» Exercise objective: Write the records below out in full, character for character, with no pictures.

» Supplied information:
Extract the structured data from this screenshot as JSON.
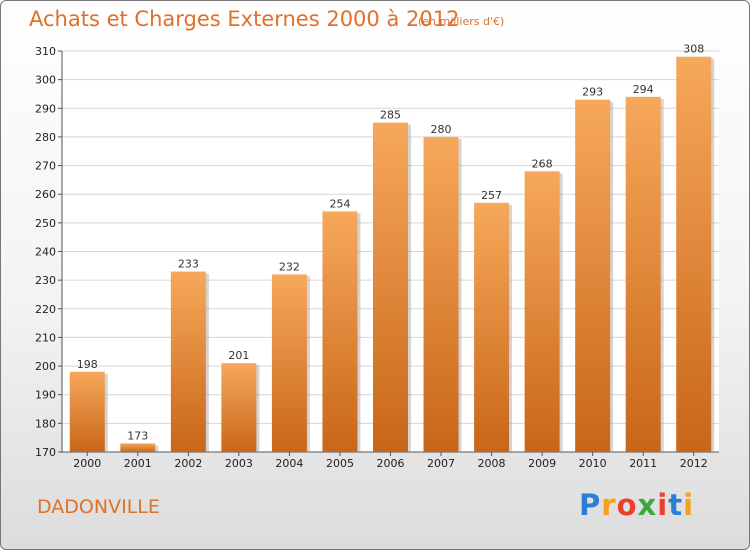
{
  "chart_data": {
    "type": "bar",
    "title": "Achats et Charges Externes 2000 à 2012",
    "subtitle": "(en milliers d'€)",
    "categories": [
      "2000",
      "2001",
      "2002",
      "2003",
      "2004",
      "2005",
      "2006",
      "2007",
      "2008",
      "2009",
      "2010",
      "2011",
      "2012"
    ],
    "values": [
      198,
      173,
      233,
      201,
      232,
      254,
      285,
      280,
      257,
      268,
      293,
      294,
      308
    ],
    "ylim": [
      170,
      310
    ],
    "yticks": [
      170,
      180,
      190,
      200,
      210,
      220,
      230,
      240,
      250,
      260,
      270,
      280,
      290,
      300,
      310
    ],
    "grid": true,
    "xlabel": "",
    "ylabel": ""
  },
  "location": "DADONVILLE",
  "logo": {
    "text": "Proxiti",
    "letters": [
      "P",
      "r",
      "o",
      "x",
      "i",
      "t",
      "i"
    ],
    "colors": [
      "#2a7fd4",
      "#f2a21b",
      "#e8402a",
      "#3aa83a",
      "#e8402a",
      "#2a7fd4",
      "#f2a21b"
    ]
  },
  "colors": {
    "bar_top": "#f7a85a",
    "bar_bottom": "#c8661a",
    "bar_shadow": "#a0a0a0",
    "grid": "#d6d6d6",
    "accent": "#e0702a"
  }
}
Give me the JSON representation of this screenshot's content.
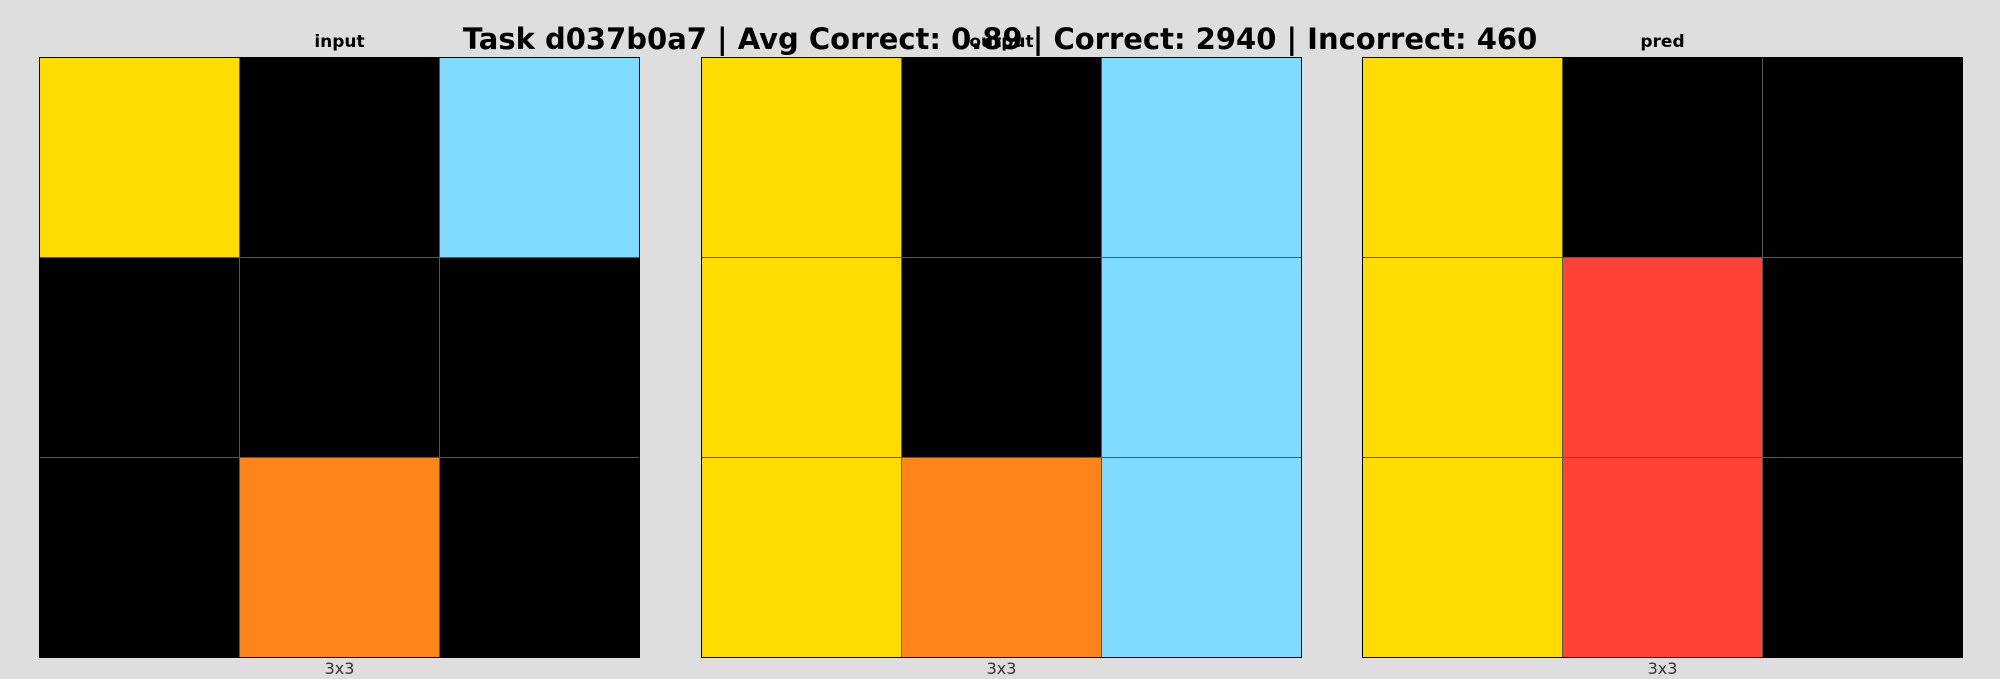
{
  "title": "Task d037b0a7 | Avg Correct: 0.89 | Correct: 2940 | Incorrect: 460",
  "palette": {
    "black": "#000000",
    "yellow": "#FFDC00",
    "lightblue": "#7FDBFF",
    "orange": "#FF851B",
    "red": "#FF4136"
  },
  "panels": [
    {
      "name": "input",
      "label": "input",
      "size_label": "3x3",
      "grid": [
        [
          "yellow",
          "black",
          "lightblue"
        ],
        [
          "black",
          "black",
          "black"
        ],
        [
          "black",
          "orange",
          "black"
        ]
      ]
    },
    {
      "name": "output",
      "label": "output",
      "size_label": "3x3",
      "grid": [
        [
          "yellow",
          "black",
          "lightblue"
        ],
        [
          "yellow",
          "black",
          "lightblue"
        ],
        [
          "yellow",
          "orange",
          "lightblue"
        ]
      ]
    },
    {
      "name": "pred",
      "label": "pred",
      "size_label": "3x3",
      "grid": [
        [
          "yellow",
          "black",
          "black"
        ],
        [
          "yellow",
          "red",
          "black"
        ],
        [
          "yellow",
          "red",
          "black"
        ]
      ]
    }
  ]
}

» Full answer:
Extract the structured data from this screenshot as JSON.
{
  "chart_data": {
    "type": "bar",
    "title": "Achats et Charges Externes 2000 à 2012",
    "subtitle": "(en milliers d'€)",
    "categories": [
      "2000",
      "2001",
      "2002",
      "2003",
      "2004",
      "2005",
      "2006",
      "2007",
      "2008",
      "2009",
      "2010",
      "2011",
      "2012"
    ],
    "values": [
      198,
      173,
      233,
      201,
      232,
      254,
      285,
      280,
      257,
      268,
      293,
      294,
      308
    ],
    "ylim": [
      170,
      310
    ],
    "yticks": [
      170,
      180,
      190,
      200,
      210,
      220,
      230,
      240,
      250,
      260,
      270,
      280,
      290,
      300,
      310
    ],
    "grid": true,
    "xlabel": "",
    "ylabel": ""
  },
  "location": "DADONVILLE",
  "logo": {
    "text": "Proxiti",
    "letters": [
      "P",
      "r",
      "o",
      "x",
      "i",
      "t",
      "i"
    ],
    "colors": [
      "#2a7fd4",
      "#f2a21b",
      "#e8402a",
      "#3aa83a",
      "#e8402a",
      "#2a7fd4",
      "#f2a21b"
    ]
  },
  "colors": {
    "bar_top": "#f7a85a",
    "bar_bottom": "#c8661a",
    "bar_shadow": "#a0a0a0",
    "grid": "#d6d6d6",
    "accent": "#e0702a"
  }
}
Give me the JSON representation of this screenshot's content.
{
  "title": "Task d037b0a7 | Avg Correct: 0.89 | Correct: 2940 | Incorrect: 460",
  "palette": {
    "black": "#000000",
    "yellow": "#FFDC00",
    "lightblue": "#7FDBFF",
    "orange": "#FF851B",
    "red": "#FF4136"
  },
  "panels": [
    {
      "name": "input",
      "label": "input",
      "size_label": "3x3",
      "grid": [
        [
          "yellow",
          "black",
          "lightblue"
        ],
        [
          "black",
          "black",
          "black"
        ],
        [
          "black",
          "orange",
          "black"
        ]
      ]
    },
    {
      "name": "output",
      "label": "output",
      "size_label": "3x3",
      "grid": [
        [
          "yellow",
          "black",
          "lightblue"
        ],
        [
          "yellow",
          "black",
          "lightblue"
        ],
        [
          "yellow",
          "orange",
          "lightblue"
        ]
      ]
    },
    {
      "name": "pred",
      "label": "pred",
      "size_label": "3x3",
      "grid": [
        [
          "yellow",
          "black",
          "black"
        ],
        [
          "yellow",
          "red",
          "black"
        ],
        [
          "yellow",
          "red",
          "black"
        ]
      ]
    }
  ]
}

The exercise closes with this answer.